Task brief ▸ Extract every record, keeping each one exactly as it is.

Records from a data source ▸
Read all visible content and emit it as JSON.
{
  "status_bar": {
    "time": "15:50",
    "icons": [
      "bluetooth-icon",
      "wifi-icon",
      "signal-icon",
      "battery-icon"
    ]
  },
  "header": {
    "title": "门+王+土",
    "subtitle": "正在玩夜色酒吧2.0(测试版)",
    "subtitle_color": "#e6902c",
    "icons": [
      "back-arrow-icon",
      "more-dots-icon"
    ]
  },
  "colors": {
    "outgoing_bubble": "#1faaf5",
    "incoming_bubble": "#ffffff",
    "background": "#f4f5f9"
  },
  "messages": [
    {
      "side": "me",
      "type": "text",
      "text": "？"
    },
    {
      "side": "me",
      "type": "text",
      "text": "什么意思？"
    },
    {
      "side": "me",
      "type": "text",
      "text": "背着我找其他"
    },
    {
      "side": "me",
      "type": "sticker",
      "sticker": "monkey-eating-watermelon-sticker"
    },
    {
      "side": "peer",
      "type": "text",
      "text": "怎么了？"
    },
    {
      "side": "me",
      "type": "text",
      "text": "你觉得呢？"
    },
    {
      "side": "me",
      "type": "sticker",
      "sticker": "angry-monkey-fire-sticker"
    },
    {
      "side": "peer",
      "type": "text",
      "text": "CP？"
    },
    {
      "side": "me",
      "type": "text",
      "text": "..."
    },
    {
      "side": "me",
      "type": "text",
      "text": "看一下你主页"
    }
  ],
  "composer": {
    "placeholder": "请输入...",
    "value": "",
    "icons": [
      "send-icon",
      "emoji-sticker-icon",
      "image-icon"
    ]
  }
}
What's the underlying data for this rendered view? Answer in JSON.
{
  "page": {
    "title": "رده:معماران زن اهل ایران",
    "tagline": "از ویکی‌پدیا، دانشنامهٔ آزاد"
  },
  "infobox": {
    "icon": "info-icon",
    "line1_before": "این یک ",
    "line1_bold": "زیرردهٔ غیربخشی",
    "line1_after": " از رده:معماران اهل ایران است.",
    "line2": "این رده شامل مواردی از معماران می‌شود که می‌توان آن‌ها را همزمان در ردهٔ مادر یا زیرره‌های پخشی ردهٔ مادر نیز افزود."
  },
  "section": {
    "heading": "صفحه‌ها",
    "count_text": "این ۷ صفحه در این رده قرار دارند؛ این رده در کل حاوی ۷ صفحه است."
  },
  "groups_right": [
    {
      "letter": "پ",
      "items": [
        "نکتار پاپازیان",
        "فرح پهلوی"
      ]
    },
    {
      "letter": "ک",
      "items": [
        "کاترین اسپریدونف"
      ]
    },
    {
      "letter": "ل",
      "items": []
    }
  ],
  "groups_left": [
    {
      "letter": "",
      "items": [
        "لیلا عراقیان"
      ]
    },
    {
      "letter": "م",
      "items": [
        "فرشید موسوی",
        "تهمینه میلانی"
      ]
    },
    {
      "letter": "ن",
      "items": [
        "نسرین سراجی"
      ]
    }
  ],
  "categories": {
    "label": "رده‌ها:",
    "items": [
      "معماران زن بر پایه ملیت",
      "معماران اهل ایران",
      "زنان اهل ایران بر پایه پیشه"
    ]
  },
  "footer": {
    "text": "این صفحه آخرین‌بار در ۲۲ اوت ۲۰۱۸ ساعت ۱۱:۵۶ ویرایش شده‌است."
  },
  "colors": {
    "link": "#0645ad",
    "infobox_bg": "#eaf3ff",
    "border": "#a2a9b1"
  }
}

Expected answer ▸
Read all visible content and emit it as JSON.
{
  "status_bar": {
    "time": "15:50",
    "icons": [
      "bluetooth-icon",
      "wifi-icon",
      "signal-icon",
      "battery-icon"
    ]
  },
  "header": {
    "title": "门+王+土",
    "subtitle": "正在玩夜色酒吧2.0(测试版)",
    "subtitle_color": "#e6902c",
    "icons": [
      "back-arrow-icon",
      "more-dots-icon"
    ]
  },
  "colors": {
    "outgoing_bubble": "#1faaf5",
    "incoming_bubble": "#ffffff",
    "background": "#f4f5f9"
  },
  "messages": [
    {
      "side": "me",
      "type": "text",
      "text": "？"
    },
    {
      "side": "me",
      "type": "text",
      "text": "什么意思？"
    },
    {
      "side": "me",
      "type": "text",
      "text": "背着我找其他"
    },
    {
      "side": "me",
      "type": "sticker",
      "sticker": "monkey-eating-watermelon-sticker"
    },
    {
      "side": "peer",
      "type": "text",
      "text": "怎么了？"
    },
    {
      "side": "me",
      "type": "text",
      "text": "你觉得呢？"
    },
    {
      "side": "me",
      "type": "sticker",
      "sticker": "angry-monkey-fire-sticker"
    },
    {
      "side": "peer",
      "type": "text",
      "text": "CP？"
    },
    {
      "side": "me",
      "type": "text",
      "text": "..."
    },
    {
      "side": "me",
      "type": "text",
      "text": "看一下你主页"
    }
  ],
  "composer": {
    "placeholder": "请输入...",
    "value": "",
    "icons": [
      "send-icon",
      "emoji-sticker-icon",
      "image-icon"
    ]
  }
}
What's the underlying data for this rendered view? Answer in JSON.
{
  "page": {
    "title": "رده:معماران زن اهل ایران",
    "tagline": "از ویکی‌پدیا، دانشنامهٔ آزاد"
  },
  "infobox": {
    "icon": "info-icon",
    "line1_before": "این یک ",
    "line1_bold": "زیرردهٔ غیربخشی",
    "line1_after": " از رده:معماران اهل ایران است.",
    "line2": "این رده شامل مواردی از معماران می‌شود که می‌توان آن‌ها را همزمان در ردهٔ مادر یا زیرره‌های پخشی ردهٔ مادر نیز افزود."
  },
  "section": {
    "heading": "صفحه‌ها",
    "count_text": "این ۷ صفحه در این رده قرار دارند؛ این رده در کل حاوی ۷ صفحه است."
  },
  "groups_right": [
    {
      "letter": "پ",
      "items": [
        "نکتار پاپازیان",
        "فرح پهلوی"
      ]
    },
    {
      "letter": "ک",
      "items": [
        "کاترین اسپریدونف"
      ]
    },
    {
      "letter": "ل",
      "items": []
    }
  ],
  "groups_left": [
    {
      "letter": "",
      "items": [
        "لیلا عراقیان"
      ]
    },
    {
      "letter": "م",
      "items": [
        "فرشید موسوی",
        "تهمینه میلانی"
      ]
    },
    {
      "letter": "ن",
      "items": [
        "نسرین سراجی"
      ]
    }
  ],
  "categories": {
    "label": "رده‌ها:",
    "items": [
      "معماران زن بر پایه ملیت",
      "معماران اهل ایران",
      "زنان اهل ایران بر پایه پیشه"
    ]
  },
  "footer": {
    "text": "این صفحه آخرین‌بار در ۲۲ اوت ۲۰۱۸ ساعت ۱۱:۵۶ ویرایش شده‌است."
  },
  "colors": {
    "link": "#0645ad",
    "infobox_bg": "#eaf3ff",
    "border": "#a2a9b1"
  }
}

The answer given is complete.